Extract all lines from the data beneath that include the word "chevron".

┌──

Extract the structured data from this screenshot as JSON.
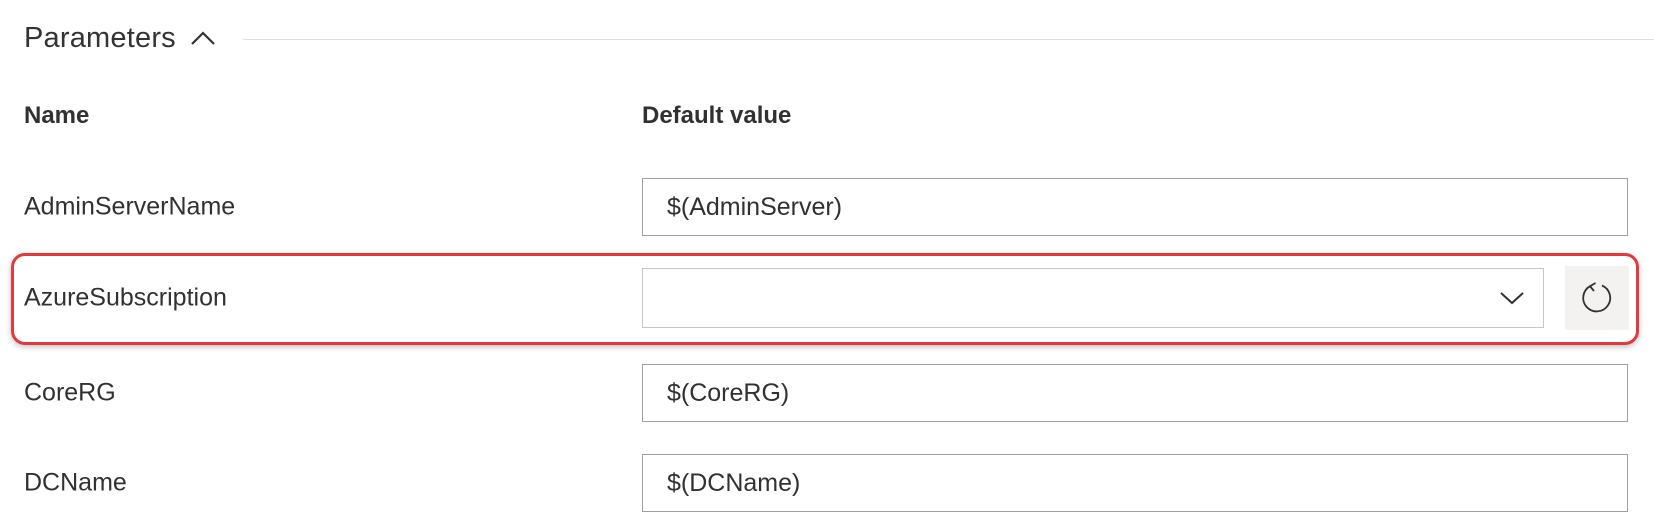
{
  "section": {
    "title": "Parameters",
    "toggle_icon": "chevron-up-icon"
  },
  "columns": {
    "name": "Name",
    "default_value": "Default value"
  },
  "params": [
    {
      "name": "AdminServerName",
      "value": "$(AdminServer)",
      "kind": "text"
    },
    {
      "name": "AzureSubscription",
      "value": "",
      "kind": "dropdown",
      "dropdown_icon": "chevron-down-icon",
      "action_icon": "refresh-icon"
    },
    {
      "name": "CoreRG",
      "value": "$(CoreRG)",
      "kind": "text"
    },
    {
      "name": "DCName",
      "value": "$(DCName)",
      "kind": "text"
    }
  ],
  "highlight": {
    "target": "AzureSubscription",
    "color": "#e0393e"
  }
}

└──

◆ **CORRECT OUTPUT**:
    "toggle_icon": "chevron-up-icon"
      "dropdown_icon": "chevron-down-icon",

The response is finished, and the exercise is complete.